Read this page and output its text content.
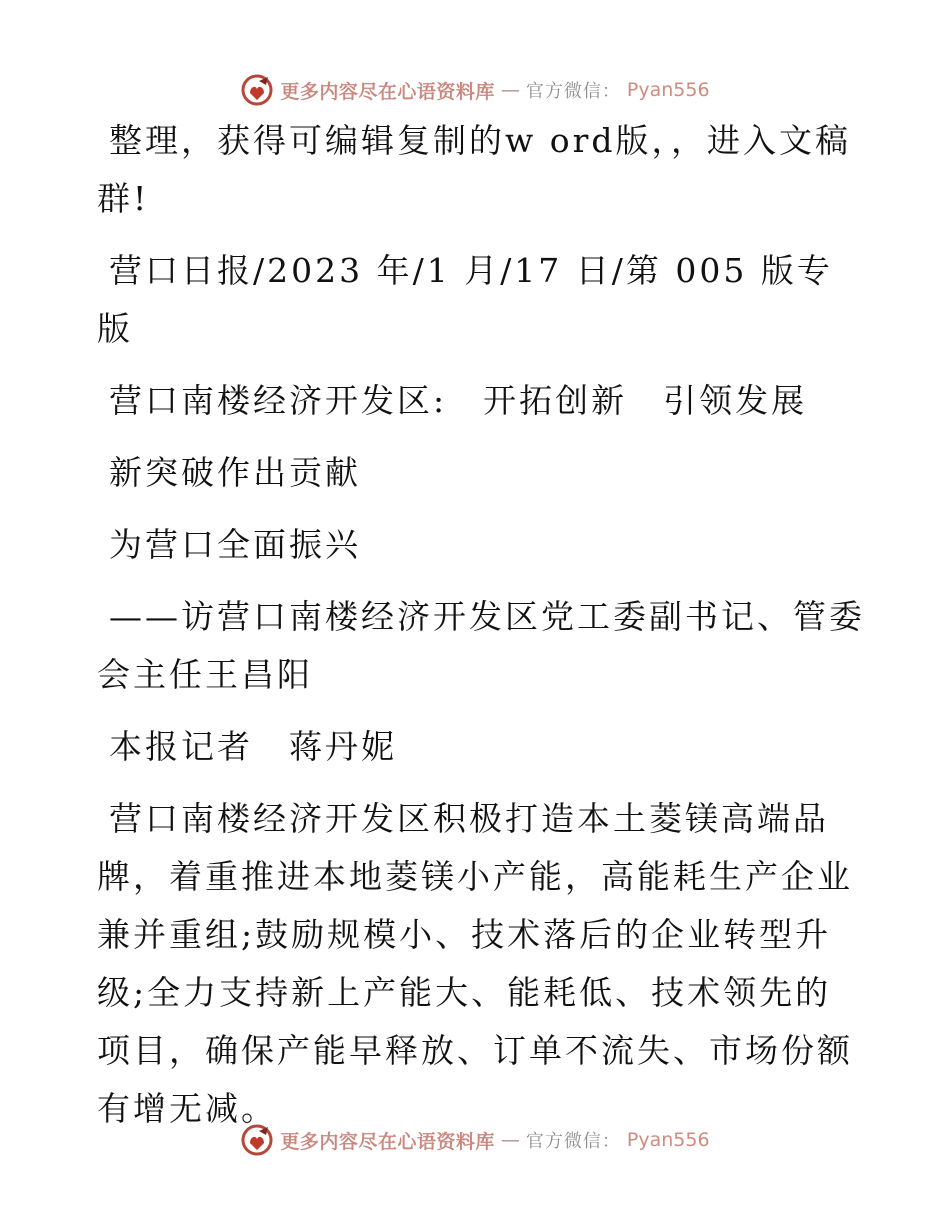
更多内容尽在心语资料库 — 官方微信： Pyan556

整理，获得可编辑复制的w ord版，，进入文稿群!

营口日报/2023 年/1 月/17 日/第 005 版专版

营口南楼经济开发区:　开拓创新　引领发展

新突破作出贡献

为营口全面振兴

——访营口南楼经济开发区党工委副书记、管委会主任王昌阳

本报记者　蒋丹妮

营口南楼经济开发区积极打造本土菱镁高端品牌，着重推进本地菱镁小产能，高能耗生产企业兼并重组;鼓励规模小、技术落后的企业转型升级;全力支持新上产能大、能耗低、技术领先的项目，确保产能早释放、订单不流失、市场份额有增无减。

更多内容尽在心语资料库 — 官方微信： Pyan556
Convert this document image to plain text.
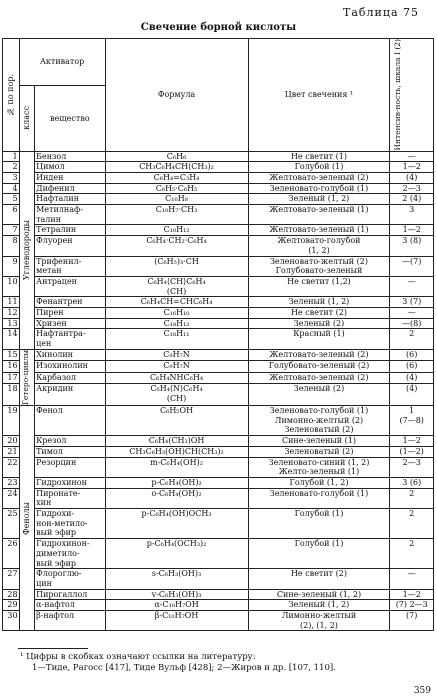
Таблица 75
Свечение борной кислоты
№ по пор.	Активатор		Формула	Цвет свечения ¹	Интенсив-ность, шкала I (2)

	класс	вещество			
1	Углеводороды	Бензол	C₆H₆	Не светит (1)	—

2		Цимол	CH₃C₆H₄CH(CH₃)₂	Голубой (1)	1—2

3		Инден	C₆H₄=C₃H₄	Желтовато-зеленый (2)	(4)

4		Дифенил	C₆H₅·C₆H₅	Зеленовато-голубой (1)	2—3

5		Нафталин	C₁₀H₈	Зеленый (1, 2)	2 (4)

6		Метилнаф-
талин	C₁₀H₇·CH₃	Желтовато-зеленый (1)	3

7		Тетралин	C₁₀H₁₂	Желтовато-зеленый (1)	1—2

8		Флуорен	C₆H₄·CH₂·C₆H₄	Желтовато-голубой
(1, 2)	3 (8)

9		Трифенил-
метан	(C₆H₅)₃·CH	Зеленовато-желтый (2)
Голубовато-зеленый	—(7)

10		Антрацен	C₆H₄⟨CH⟩C₆H₄
(CH)	Не светит (1,2)	—

11		Фенантрен	C₆H₄CH=CHC₆H₄	Зеленый (1, 2)	3 (7)

12		Пирен	C₁₆H₁₀	Не светит (2)	—

13		Хризен	C₁₈H₁₂	Зеленый (2)	—(8)

14		Нафтантра-
цен	C₁₈H₁₁	Красный (1)	2

15	Гетеро-циклы	Хинолин	C₉H₇N	Желтовато-зеленый (2)	(6)

16		Изохинолин	C₉H₇N	Голубовато-зеленый (2)	(6)

17		Карбазол	C₆H₄NHC₆H₄	Желтовато-зеленый (2)	(4)

18		Акридин	C₆H₄⟨N⟩C₆H₄
(CH)	Зеленый (2)	(4)

19	Фенолы	Фенол	C₆H₅OH	Зеленовато-голубой (1)
Лимонно-желтый (2)
Зеленоватый (2)	1
(7—8)

20		Крезол	C₆H₄(CH₃)OH	Сине-зеленый (1)	1—2

21		Тимол	CH₃C₆H₃(OH)CH(CH₃)₂	Зеленоватый (2)	(1—2)

22		Резорцин	m-C₆H₄(OH)₂	Зеленовато-синий (1, 2)
Желто-зеленый (1)	2—3

23		Гидрохинон	p-C₆H₄(OH)₂	Голубой (1, 2)	3 (6)

24		Пиронате-
хин	o-C₆H₄(OH)₂	Зеленовато-голубой (1)	2

25		Гидрохи-
нон-метило-
вый эфир	p-C₆H₄(OH)OCH₃	Голубой (1)	2

26		Гидрохинон-
диметило-
вый эфир	p-C₆H₄(OCH₃)₂	Голубой (1)	2

27		Флороглю-
цин	s-C₆H₃(OH)₃	Не светит (2)	—

28		Пирогаллол	v-C₆H₃(OH)₃	Сине-зеленый (1, 2)	1—2

29		α-нафтол	α-C₁₀H₇OH	Зеленый (1, 2)	(7) 2—3

30		β-нафтол	β-C₁₀H₇OH	Лимонно-желтый
(2), (1, 2)	(7)
¹ Цифры в скобках означают ссылки на литературу:
1—Тиде, Рагосс [417], Тиде Вульф [428]; 2—Жиров и др. [107, 110].
359
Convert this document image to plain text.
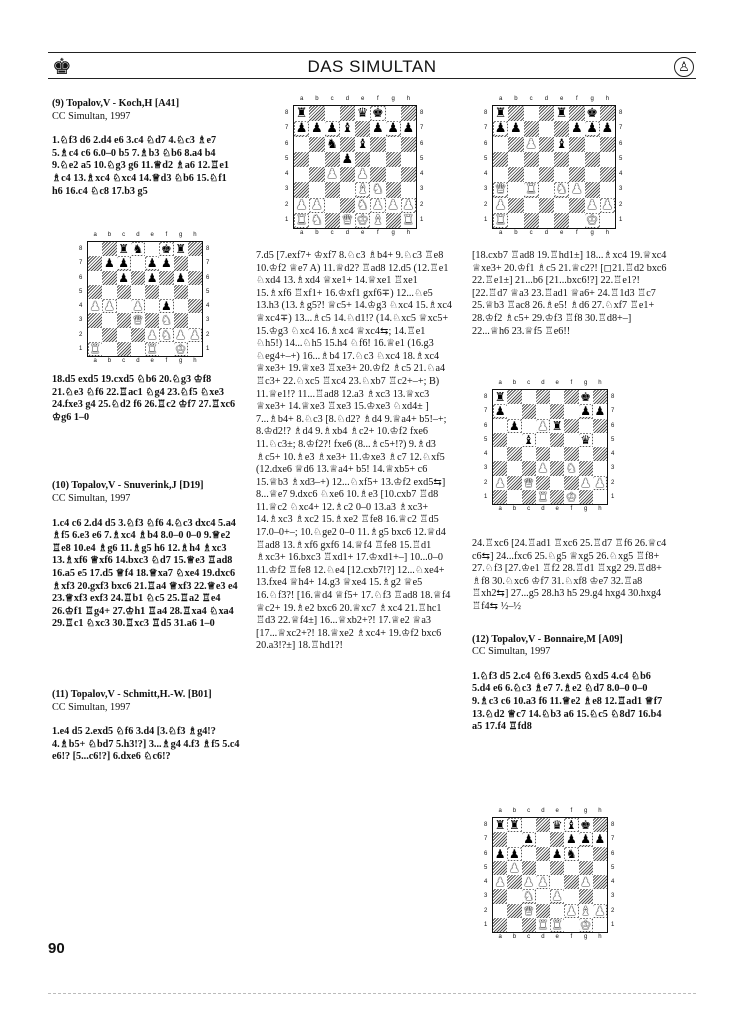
♚	DAS SIMULTAN	♙

(9) Topalov,V - Koch,H [A41]

CC Simultan, 1997

1.♘f3 d6 2.d4 e6 3.c4 ♘d7 4.♘c3 ♗e7 5.♗c4 c6 6.0–0 b5 7.♗b3 ♘b6 8.a4 b4 9.♘e2 a5 10.♘g3 g6 11.♕d2 ♗a6 12.♖e1 ♗c4 13.♗xc4 ♘xc4 14.♕d3 ♘b6 15.♘f1 h6 16.c4 ♘c8 17.b3 g5

♜ ♞ ♚ ♜
♟ ♟ ♟ ♟
♟ ♟ ♟
♟ ♟ ♟ ♟
♛ ♞
♟ ♞ ♟ ♟
♜	♜ ♚
a	b	c	d	e	f	g	h
a	b	c	d	e	f	g	h
8
7
6
5
4
3
2
1
8
7
6
5
4
3
2
1

18.d5 exd5 19.cxd5 ♘b6 20.♘g3 ♔f8 21.♘e3 ♘f6 22.♖ac1 ♘g4 23.♘f5 ♘xe3 24.fxe3 g4 25.♘d2 f6 26.♖c2 ♔f7 27.♖xc6 ♔g6 1–0

(10) Topalov,V - Snuverink,J [D19]

CC Simultan, 1997

1.c4 c6 2.d4 d5 3.♘f3 ♘f6 4.♘c3 dxc4 5.a4 ♗f5 6.e3 e6 7.♗xc4 ♗b4 8.0–0 0–0 9.♕e2 ♖e8 10.e4 ♗g6 11.♗g5 h6 12.♗h4 ♗xc3 13.♗xf6 ♕xf6 14.bxc3 ♘d7 15.♕e3 ♖ad8 16.a5 e5 17.d5 ♕f4 18.♕xa7 ♘xe4 19.dxc6 ♗xf3 20.gxf3 bxc6 21.♖a4 ♕xf3 22.♕e3 e4 23.♕xf3 exf3 24.♖b1 ♘c5 25.♖a2 ♖e4 26.♔f1 ♖g4+ 27.♔h1 ♖a4 28.♖xa4 ♘xa4 29.♖c1 ♘xc3 30.♖xc3 ♖d5 31.a6 1–0

(11) Topalov,V - Schmitt,H.-W. [B01]

CC Simultan, 1997

1.e4 d5 2.exd5 ♘f6 3.d4 [3.♘f3 ♗g4!? 4.♗b5+ ♘bd7 5.h3!?] 3...♗g4 4.f3 ♗f5 5.c4 e6!? [5...c6!?] 6.dxe6 ♘c6!?

♜	♛ ♚
♟ ♟ ♟ ♝ ♟ ♟ ♟
♞ ♝
♟
♟ ♟
♝ ♞
♟ ♟	♞ ♟ ♟ ♟
♜ ♞ ♛ ♚ ♝ ♜
a	b	c	d	e	f	g	h
a	b	c	d	e	f	g	h
8
7
6
5
4
3
2
1
8
7
6
5
4
3
2
1

7.d5 [7.exf7+ ♔xf7 8.♘c3 ♗b4+ 9.♘c3 ♖e8 10.♔f2 ♕e7 A) 11.♕d2? ♖ad8 12.d5 (12.♖e1 ♘xd4 13.♗xd4 ♕xe1+ 14.♕xe1 ♖xe1 15.♗xf6 ♖xf1+ 16.♔xf1 gxf6∓) 12...♘e5 13.h3 (13.♗g5?! ♕c5+ 14.♔g3 ♘xc4 15.♗xc4 ♕xc4∓) 13...♗c5 14.♘d1!? (14.♘xc5 ♕xc5+ 15.♔g3 ♘xc4 16.♗xc4 ♕xc4⇆; 14.♖e1 ♘h5!) 14...♘h5 15.h4 ♘f6! 16.♕e1 (16.g3 ♘eg4+–+) 16...♗b4 17.♘c3 ♘xc4 18.♗xc4 ♕xe3+ 19.♕xe3 ♖xe3+ 20.♔f2 ♗c5 21.♘a4 ♖c3+ 22.♘xc5 ♖xc4 23.♘xb7 ♖c2+–+; B) 11.♕e1!? 11...♖ad8 12.a3 ♗xc3 13.♕xc3 ♕xe3+ 14.♕xe3 ♖xe3 15.♔xe3 ♘xd4± ] 7...♗b4+ 8.♘c3 [8.♘d2? ♗d4 9.♕a4+ b5!–+; 8.♔d2!? ♗d4 9.♗xb4 ♗c2+ 10.♔f2 fxe6 11.♘c3±; 8.♔f2?! fxe6 (8...♗c5+!?) 9.♗d3 ♗c5+ 10.♗e3 ♗xe3+ 11.♔xe3 ♗c7 12.♘xf5 (12.dxe6 ♕d6 13.♕a4+ b5! 14.♕xb5+ c6 15.♕b3 ♗xd3–+) 12...♘xf5+ 13.♔f2 exd5⇆] 8...♕e7 9.dxc6 ♘xe6 10.♗e3 [10.cxb7 ♖d8 11.♕c2 ♘xc4+ 12.♗c2 0–0 13.a3 ♗xc3+ 14.♗xc3 ♗xc2 15.♗xe2 ♖fe8 16.♕c2 ♖d5 17.0–0+–; 10.♘ge2 0–0 11.♗g5 bxc6 12.♕d4 ♖ad8 13.♗xf6 gxf6 14.♕f4 ♖fe8 15.♖d1 ♗xc3+ 16.bxc3 ♖xd1+ 17.♔xd1+–] 10...0–0 11.♔f2 ♖fe8 12.♘e4 [12.cxb7!?] 12...♘xe4+ 13.fxe4 ♕h4+ 14.g3 ♕xe4 15.♗g2 ♕e5 16.♘f3?! [16.♕d4 ♕f5+ 17.♘f3 ♖ad8 18.♕f4 ♕c2+ 19.♗e2 bxc6 20.♕xc7 ♗xc4 21.♖hc1 ♖d3 22.♕f4±] 16...♕xb2+?! 17.♕e2 ♕a3 [17...♕xc2+?! 18.♕xe2 ♗xc4+ 19.♔f2 bxc6 20.a3!?±] 18.♖hd1?!

♜	♜ ♚
♟ ♟	♟ ♟ ♟
♟ ♝
♛ ♜ ♞ ♟
♟	♟ ♟
♜	♚
a	b	c	d	e	f	g	h
a	b	c	d	e	f	g	h
8
7
6
5
4
3
2
1
8
7
6
5
4
3
2
1

[18.cxb7 ♖ad8 19.♖hd1±] 18...♗xc4 19.♕xc4 ♕xe3+ 20.♔f1 ♗c5 21.♕c2?! [◻21.♖d2 bxc6 22.♖e1±] 21...b6 [21...bxc6!?] 22.♖e1?! [22.♖d7 ♕a3 23.♖ad1 ♕a6+ 24.♖1d3 ♖c7 25.♕b3 ♖ac8 26.♗e5! ♗d6 27.♘xf7 ♖e1+ 28.♔f2 ♗c5+ 29.♔f3 ♖f8 30.♖d8+–] 22...♕h6 23.♕f5 ♖e6!!

♜	♚
♟	♟ ♟
♟ ♟ ♜
♝	♛
♟ ♞
♟ ♛	♟ ♟
♜ ♚
a	b	c	d	e	f	g	h
a	b	c	d	e	f	g	h
8
7
6
5
4
3
2
1
8
7
6
5
4
3
2
1

24.♖xc6 [24.♖ad1 ♖xc6 25.♖d7 ♖f6 26.♕c4 c6⇆] 24...fxc6 25.♘g5 ♕xg5 26.♘xg5 ♖f8+ 27.♘f3 [27.♔e1 ♖f2 28.♖d1 ♖xg2 29.♖d8+ ♗f8 30.♘xc6 ♔f7 31.♘xf8 ♔e7 32.♖a8 ♖xh2⇆] 27...g5 28.h3 h5 29.g4 hxg4 30.hxg4 ♖f4⇆ ½–½

(12) Topalov,V - Bonnaire,M [A09]

CC Simultan, 1997

1.♘f3 d5 2.c4 ♘f6 3.exd5 ♘xd5 4.c4 ♘b6 5.d4 e6 6.♘c3 ♗e7 7.♗e2 ♘d7 8.0–0 0–0 9.♗c3 c6 10.a3 f6 11.♕e2 ♗e8 12.♖ad1 ♕f7 13.♘d2 ♕c7 14.♘b3 a6 15.♘c5 ♘8d7 16.b4 a5 17.f4 ♖fd8

♜ ♜	♛ ♝ ♚
♟	♟ ♟ ♟
♟ ♟	♟ ♞
♟
♟ ♟ ♟	♟
♞ ♟
♛	♟ ♝ ♟
♜ ♜ ♚
a	b	c	d	e	f	g	h
a	b	c	d	e	f	g	h
8
7
6
5
4
3
2
1
8
7
6
5
4
3
2
1
90
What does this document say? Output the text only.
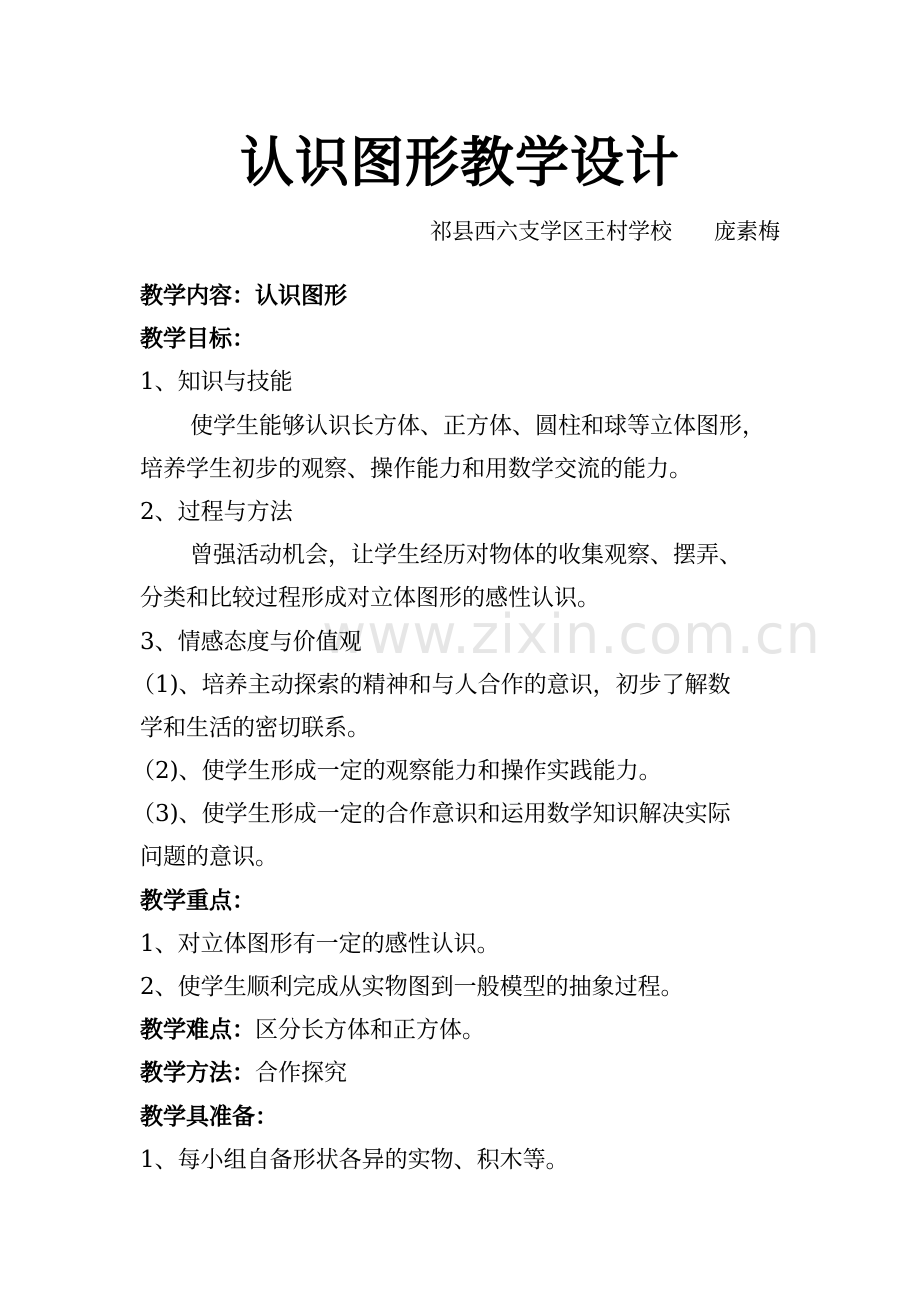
www.zixin.com.cn
认识图形教学设计
祁县西六支学区王村学校      庞素梅
教学内容：认识图形
教学目标：
1、知识与技能
使学生能够认识长方体、正方体、圆柱和球等立体图形，
培养学生初步的观察、操作能力和用数学交流的能力。
2、过程与方法
曾强活动机会，让学生经历对物体的收集观察、摆弄、
分类和比较过程形成对立体图形的感性认识。
3、情感态度与价值观
（1)、培养主动探索的精神和与人合作的意识，初步了解数
学和生活的密切联系。
（2)、使学生形成一定的观察能力和操作实践能力。
（3)、使学生形成一定的合作意识和运用数学知识解决实际
问题的意识。
教学重点：
1、对立体图形有一定的感性认识。
2、使学生顺利完成从实物图到一般模型的抽象过程。
教学难点：区分长方体和正方体。
教学方法：合作探究
教学具准备：
1、每小组自备形状各异的实物、积木等。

_ _ _ _

Do this:
Return only the number of lines in the data above that include the word "светит".

The completed task:
4